Description of the task: Every line below must be reproduced exactly. Copy them all.
━━━━━━━━━━
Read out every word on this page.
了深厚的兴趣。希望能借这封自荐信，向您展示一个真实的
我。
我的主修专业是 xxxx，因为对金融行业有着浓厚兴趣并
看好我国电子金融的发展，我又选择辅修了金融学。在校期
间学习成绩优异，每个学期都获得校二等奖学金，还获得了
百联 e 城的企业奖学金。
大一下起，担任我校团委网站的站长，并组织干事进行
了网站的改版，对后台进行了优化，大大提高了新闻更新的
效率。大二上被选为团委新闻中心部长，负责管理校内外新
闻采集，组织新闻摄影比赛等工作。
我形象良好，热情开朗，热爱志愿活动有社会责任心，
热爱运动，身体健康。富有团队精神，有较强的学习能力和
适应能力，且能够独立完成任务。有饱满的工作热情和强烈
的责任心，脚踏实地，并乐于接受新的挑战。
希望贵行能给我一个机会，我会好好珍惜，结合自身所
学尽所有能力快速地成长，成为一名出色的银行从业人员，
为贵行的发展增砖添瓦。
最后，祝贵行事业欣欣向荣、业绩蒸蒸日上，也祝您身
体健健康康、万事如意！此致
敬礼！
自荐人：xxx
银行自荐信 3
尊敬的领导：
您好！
━━━━━━━━━━
Correct result:
Read out every word on this page.
了深厚的兴趣。希望能借这封自荐信，向您展示一个真实的
我。
我的主修专业是 xxxx，因为对金融行业有着浓厚兴趣并
看好我国电子金融的发展，我又选择辅修了金融学。在校期
间学习成绩优异，每个学期都获得校二等奖学金，还获得了
百联 e 城的企业奖学金。
大一下起，担任我校团委网站的站长，并组织干事进行
了网站的改版，对后台进行了优化，大大提高了新闻更新的
效率。大二上被选为团委新闻中心部长，负责管理校内外新
闻采集，组织新闻摄影比赛等工作。
我形象良好，热情开朗，热爱志愿活动有社会责任心，
热爱运动，身体健康。富有团队精神，有较强的学习能力和
适应能力，且能够独立完成任务。有饱满的工作热情和强烈
的责任心，脚踏实地，并乐于接受新的挑战。
希望贵行能给我一个机会，我会好好珍惜，结合自身所
学尽所有能力快速地成长，成为一名出色的银行从业人员，
为贵行的发展增砖添瓦。
最后，祝贵行事业欣欣向荣、业绩蒸蒸日上，也祝您身
体健健康康、万事如意！此致
敬礼！
自荐人：xxx
银行自荐信 3
尊敬的领导：
您好！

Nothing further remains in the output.